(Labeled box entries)
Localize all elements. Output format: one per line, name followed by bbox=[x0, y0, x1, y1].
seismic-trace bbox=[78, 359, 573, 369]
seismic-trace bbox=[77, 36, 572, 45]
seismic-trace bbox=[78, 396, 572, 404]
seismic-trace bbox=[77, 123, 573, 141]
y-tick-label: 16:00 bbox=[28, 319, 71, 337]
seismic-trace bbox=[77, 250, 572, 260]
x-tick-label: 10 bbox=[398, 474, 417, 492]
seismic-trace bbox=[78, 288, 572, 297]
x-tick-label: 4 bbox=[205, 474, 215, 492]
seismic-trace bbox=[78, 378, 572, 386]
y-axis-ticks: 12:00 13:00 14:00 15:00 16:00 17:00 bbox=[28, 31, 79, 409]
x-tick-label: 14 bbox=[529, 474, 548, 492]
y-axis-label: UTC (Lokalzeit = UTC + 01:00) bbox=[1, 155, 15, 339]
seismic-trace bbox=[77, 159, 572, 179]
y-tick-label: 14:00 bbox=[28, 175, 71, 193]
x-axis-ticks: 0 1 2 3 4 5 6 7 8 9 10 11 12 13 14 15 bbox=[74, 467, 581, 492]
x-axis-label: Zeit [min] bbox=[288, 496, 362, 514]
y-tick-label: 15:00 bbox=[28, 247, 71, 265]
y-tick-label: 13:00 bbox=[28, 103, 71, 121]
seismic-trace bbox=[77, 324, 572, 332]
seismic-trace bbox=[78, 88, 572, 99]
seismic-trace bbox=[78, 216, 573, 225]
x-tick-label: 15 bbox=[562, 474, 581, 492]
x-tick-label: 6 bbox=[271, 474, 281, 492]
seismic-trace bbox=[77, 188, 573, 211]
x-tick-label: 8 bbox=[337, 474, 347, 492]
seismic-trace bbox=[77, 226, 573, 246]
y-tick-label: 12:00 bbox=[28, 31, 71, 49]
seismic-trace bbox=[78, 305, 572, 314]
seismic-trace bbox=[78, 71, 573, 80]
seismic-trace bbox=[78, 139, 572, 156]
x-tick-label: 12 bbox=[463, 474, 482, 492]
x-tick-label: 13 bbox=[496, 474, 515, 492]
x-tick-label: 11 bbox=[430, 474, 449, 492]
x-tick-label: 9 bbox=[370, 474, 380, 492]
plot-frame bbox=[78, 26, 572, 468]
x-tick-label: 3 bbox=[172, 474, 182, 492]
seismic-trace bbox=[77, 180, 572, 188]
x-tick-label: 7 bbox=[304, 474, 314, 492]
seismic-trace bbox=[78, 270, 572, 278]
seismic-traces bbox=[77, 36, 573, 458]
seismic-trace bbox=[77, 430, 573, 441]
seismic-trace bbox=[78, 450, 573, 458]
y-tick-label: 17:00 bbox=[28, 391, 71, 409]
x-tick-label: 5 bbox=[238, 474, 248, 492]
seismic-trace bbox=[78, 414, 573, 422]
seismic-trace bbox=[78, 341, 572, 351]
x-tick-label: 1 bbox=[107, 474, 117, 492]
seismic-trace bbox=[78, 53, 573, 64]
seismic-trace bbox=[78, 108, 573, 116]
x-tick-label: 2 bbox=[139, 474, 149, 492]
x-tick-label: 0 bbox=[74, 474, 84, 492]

__GIVEN INSTRUCTION__:
Arrange every line of the entries above as a Markdown table with two columns, Row and Line. Put a running row number in Row and the line itself in Line, and leave out any blank lines.

__THE SOLUTION__:
| Row | Line |
|---|---|
| 1 | Localize all elements. Output format: one per line, name followed by bbox=[x0, y0, x1, y1]. |
| 2 | seismic-trace bbox=[78, 359, 573, 369] |
| 3 | seismic-trace bbox=[77, 36, 572, 45] |
| 4 | seismic-trace bbox=[78, 396, 572, 404] |
| 5 | seismic-trace bbox=[77, 123, 573, 141] |
| 6 | y-tick-label: 16:00 bbox=[28, 319, 71, 337] |
| 7 | seismic-trace bbox=[77, 250, 572, 260] |
| 8 | x-tick-label: 10 bbox=[398, 474, 417, 492] |
| 9 | seismic-trace bbox=[78, 288, 572, 297] |
| 10 | x-tick-label: 4 bbox=[205, 474, 215, 492] |
| 11 | seismic-trace bbox=[78, 378, 572, 386] |
| 12 | y-axis-ticks: 12:00 13:00 14:00 15:00 16:00 17:00 bbox=[28, 31, 79, 409] |
| 13 | x-tick-label: 14 bbox=[529, 474, 548, 492] |
| 14 | y-axis-label: UTC (Lokalzeit = UTC + 01:00) bbox=[1, 155, 15, 339] |
| 15 | seismic-trace bbox=[77, 159, 572, 179] |
| 16 | y-tick-label: 14:00 bbox=[28, 175, 71, 193] |
| 17 | x-axis-ticks: 0 1 2 3 4 5 6 7 8 9 10 11 12 13 14 15 bbox=[74, 467, 581, 492] |
| 18 | x-axis-label: Zeit [min] bbox=[288, 496, 362, 514] |
| 19 | y-tick-label: 15:00 bbox=[28, 247, 71, 265] |
| 20 | y-tick-label: 13:00 bbox=[28, 103, 71, 121] |
| 21 | seismic-trace bbox=[77, 324, 572, 332] |
| 22 | seismic-trace bbox=[78, 88, 572, 99] |
| 23 | seismic-trace bbox=[78, 216, 573, 225] |
| 24 | x-tick-label: 15 bbox=[562, 474, 581, 492] |
| 25 | x-tick-label: 6 bbox=[271, 474, 281, 492] |
| 26 | seismic-trace bbox=[77, 188, 573, 211] |
| 27 | x-tick-label: 8 bbox=[337, 474, 347, 492] |
| 28 | seismic-trace bbox=[77, 226, 573, 246] |
| 29 | y-tick-label: 12:00 bbox=[28, 31, 71, 49] |
| 30 | seismic-trace bbox=[78, 305, 572, 314] |
| 31 | seismic-trace bbox=[78, 71, 573, 80] |
| 32 | seismic-trace bbox=[78, 139, 572, 156] |
| 33 | x-tick-label: 12 bbox=[463, 474, 482, 492] |
| 34 | x-tick-label: 13 bbox=[496, 474, 515, 492] |
| 35 | x-tick-label: 11 bbox=[430, 474, 449, 492] |
| 36 | x-tick-label: 9 bbox=[370, 474, 380, 492] |
| 37 | plot-frame bbox=[78, 26, 572, 468] |
| 38 | x-tick-label: 3 bbox=[172, 474, 182, 492] |
| 39 | seismic-trace bbox=[77, 180, 572, 188] |
| 40 | x-tick-label: 7 bbox=[304, 474, 314, 492] |
| 41 | seismic-trace bbox=[78, 270, 572, 278] |
| 42 | seismic-traces bbox=[77, 36, 573, 458] |
| 43 | seismic-trace bbox=[77, 430, 573, 441] |
| 44 | seismic-trace bbox=[78, 450, 573, 458] |
| 45 | y-tick-label: 17:00 bbox=[28, 391, 71, 409] |
| 46 | x-tick-label: 5 bbox=[238, 474, 248, 492] |
| 47 | seismic-trace bbox=[78, 414, 573, 422] |
| 48 | seismic-trace bbox=[78, 341, 572, 351] |
| 49 | x-tick-label: 1 bbox=[107, 474, 117, 492] |
| 50 | seismic-trace bbox=[78, 53, 573, 64] |
| 51 | seismic-trace bbox=[78, 108, 573, 116] |
| 52 | x-tick-label: 2 bbox=[139, 474, 149, 492] |
| 53 | x-tick-label: 0 bbox=[74, 474, 84, 492] |